**TASK DETAILS:** From the listing below, pull each line that includes "Freimaurermed".

━━━ EXTRACTED MATERIAL ━━━

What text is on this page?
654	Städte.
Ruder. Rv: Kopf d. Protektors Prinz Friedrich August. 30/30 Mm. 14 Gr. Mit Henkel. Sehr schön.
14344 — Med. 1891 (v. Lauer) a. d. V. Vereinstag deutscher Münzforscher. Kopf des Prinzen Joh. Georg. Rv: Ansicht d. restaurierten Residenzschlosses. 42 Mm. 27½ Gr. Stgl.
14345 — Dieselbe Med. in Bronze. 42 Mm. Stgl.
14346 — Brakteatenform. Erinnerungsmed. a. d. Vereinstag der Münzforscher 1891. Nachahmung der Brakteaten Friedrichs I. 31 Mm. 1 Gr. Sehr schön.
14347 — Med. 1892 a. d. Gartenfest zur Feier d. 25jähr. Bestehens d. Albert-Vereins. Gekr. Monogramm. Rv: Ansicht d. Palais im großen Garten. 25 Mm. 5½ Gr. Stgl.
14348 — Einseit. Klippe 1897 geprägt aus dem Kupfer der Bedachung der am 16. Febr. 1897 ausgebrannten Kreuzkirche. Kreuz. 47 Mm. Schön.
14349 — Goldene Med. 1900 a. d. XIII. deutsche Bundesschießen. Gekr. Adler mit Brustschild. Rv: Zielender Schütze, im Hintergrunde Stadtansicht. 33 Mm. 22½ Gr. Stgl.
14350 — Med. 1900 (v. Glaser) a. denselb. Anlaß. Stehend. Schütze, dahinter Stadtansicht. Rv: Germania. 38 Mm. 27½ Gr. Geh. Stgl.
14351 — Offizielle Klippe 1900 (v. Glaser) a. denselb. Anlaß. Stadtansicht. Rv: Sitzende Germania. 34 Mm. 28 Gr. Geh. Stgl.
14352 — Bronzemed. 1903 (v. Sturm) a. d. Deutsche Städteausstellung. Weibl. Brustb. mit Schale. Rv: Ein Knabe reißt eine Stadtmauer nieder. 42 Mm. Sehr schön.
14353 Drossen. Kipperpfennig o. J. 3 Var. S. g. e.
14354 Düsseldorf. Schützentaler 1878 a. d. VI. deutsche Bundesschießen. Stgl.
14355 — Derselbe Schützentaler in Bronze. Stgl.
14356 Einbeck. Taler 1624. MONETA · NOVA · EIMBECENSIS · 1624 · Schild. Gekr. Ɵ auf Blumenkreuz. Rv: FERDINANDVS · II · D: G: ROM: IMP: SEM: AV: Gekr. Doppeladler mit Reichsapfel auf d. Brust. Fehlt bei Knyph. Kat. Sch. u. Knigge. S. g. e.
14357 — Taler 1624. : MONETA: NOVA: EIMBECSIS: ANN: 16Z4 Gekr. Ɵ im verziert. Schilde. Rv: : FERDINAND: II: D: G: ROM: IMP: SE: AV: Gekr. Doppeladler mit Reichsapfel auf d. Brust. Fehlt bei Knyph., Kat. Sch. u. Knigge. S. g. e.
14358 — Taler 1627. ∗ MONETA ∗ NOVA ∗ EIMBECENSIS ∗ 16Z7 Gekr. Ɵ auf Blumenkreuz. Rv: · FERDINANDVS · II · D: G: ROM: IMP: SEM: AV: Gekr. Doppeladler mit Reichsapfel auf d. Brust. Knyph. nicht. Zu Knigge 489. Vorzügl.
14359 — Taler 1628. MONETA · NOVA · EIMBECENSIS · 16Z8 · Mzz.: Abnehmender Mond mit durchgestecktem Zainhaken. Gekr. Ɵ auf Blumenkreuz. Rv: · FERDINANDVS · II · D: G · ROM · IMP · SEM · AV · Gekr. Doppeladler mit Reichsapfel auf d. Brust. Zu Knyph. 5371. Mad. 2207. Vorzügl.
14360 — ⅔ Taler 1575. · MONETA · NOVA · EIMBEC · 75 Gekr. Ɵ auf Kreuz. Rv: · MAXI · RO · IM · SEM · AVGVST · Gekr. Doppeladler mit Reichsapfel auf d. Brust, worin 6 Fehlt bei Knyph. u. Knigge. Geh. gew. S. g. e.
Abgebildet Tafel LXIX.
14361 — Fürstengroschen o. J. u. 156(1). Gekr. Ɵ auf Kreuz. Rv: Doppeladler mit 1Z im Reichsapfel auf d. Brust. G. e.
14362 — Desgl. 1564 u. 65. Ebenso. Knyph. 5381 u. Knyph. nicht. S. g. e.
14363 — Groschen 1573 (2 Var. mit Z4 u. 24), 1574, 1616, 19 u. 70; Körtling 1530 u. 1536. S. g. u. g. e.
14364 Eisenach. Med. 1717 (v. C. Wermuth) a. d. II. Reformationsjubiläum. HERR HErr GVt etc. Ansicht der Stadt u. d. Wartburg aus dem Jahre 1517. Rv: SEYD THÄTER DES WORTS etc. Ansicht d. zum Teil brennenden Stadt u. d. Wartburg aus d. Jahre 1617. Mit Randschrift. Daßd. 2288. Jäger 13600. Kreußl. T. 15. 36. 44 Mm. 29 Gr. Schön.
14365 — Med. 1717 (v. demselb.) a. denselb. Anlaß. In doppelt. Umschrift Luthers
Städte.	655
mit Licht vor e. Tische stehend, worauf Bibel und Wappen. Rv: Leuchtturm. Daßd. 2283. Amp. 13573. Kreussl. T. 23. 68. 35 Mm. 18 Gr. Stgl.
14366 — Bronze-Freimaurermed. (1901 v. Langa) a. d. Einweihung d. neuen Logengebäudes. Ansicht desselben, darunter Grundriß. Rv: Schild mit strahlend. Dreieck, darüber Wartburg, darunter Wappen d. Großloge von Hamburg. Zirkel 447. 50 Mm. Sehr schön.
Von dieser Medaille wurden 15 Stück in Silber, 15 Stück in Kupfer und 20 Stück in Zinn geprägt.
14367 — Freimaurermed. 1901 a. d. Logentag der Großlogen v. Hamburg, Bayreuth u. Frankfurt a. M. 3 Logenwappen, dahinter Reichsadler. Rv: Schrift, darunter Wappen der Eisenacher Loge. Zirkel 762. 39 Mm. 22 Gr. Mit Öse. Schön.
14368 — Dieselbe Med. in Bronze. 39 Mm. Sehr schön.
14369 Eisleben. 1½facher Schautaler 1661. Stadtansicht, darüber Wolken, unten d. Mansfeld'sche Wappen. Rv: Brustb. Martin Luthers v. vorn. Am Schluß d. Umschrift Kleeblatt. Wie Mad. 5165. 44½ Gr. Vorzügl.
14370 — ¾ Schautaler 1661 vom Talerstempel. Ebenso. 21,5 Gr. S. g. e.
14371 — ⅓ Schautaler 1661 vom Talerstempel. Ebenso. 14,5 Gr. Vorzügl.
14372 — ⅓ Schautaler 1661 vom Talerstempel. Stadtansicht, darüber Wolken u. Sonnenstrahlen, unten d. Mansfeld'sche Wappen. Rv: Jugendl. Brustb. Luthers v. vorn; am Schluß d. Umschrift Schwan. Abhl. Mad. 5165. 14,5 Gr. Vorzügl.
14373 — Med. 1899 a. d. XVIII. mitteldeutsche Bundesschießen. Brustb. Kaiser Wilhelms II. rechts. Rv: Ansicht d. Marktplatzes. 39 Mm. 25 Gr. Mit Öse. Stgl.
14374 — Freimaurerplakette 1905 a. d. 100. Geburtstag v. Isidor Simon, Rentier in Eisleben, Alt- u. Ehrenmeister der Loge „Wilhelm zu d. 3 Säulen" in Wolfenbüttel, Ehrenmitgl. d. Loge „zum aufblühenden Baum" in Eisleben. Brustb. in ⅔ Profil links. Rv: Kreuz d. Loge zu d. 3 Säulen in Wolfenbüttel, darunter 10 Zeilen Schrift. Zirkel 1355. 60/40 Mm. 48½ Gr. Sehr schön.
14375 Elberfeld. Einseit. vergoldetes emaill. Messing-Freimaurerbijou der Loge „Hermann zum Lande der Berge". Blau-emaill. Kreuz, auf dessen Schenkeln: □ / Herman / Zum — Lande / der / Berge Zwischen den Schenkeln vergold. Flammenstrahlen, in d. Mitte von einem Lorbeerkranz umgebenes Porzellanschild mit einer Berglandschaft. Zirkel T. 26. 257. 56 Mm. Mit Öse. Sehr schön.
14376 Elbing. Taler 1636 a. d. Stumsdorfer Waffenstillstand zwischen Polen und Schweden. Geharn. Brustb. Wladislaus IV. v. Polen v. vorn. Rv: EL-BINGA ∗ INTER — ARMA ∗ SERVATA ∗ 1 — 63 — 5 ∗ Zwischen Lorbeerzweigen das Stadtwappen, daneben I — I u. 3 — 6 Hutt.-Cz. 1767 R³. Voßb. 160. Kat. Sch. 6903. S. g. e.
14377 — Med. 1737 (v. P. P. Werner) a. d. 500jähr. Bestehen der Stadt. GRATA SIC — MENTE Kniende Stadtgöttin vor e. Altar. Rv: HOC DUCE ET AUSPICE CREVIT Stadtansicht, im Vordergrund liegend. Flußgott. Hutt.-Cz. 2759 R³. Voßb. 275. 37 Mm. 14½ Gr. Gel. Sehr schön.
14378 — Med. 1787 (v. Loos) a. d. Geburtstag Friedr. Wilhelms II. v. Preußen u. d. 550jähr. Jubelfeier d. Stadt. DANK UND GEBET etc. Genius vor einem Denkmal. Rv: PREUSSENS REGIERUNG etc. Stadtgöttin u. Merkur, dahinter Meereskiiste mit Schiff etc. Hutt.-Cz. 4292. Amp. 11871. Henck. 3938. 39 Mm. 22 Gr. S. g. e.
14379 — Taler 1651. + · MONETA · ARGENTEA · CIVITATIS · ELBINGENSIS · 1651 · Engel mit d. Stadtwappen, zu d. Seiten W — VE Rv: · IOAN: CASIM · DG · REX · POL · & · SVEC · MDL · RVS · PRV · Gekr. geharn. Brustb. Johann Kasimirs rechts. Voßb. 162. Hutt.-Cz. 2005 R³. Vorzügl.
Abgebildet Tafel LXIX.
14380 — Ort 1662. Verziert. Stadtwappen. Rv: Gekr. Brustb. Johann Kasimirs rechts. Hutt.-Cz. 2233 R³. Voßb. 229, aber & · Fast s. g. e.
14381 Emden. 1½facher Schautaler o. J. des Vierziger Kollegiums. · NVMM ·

━━━

**COMPLETED TASK:**
14366 — Bronze-Freimaurermed. (1901 v. Langa) a. d. Einweihung d. neuen Logengebäudes. Ansicht desselben, darunter Grundriß. Rv: Schild mit strahlend. Dreieck, darüber Wartburg, darunter Wappen d. Großloge von Hamburg. Zirkel 447. 50 Mm. Sehr schön.
14367 — Freimaurermed. 1901 a. d. Logentag der Großlogen v. Hamburg, Bayreuth u. Frankfurt a. M. 3 Logenwappen, dahinter Reichsadler. Rv: Schrift, darunter Wappen der Eisenacher Loge. Zirkel 762. 39 Mm. 22 Gr. Mit Öse. Schön.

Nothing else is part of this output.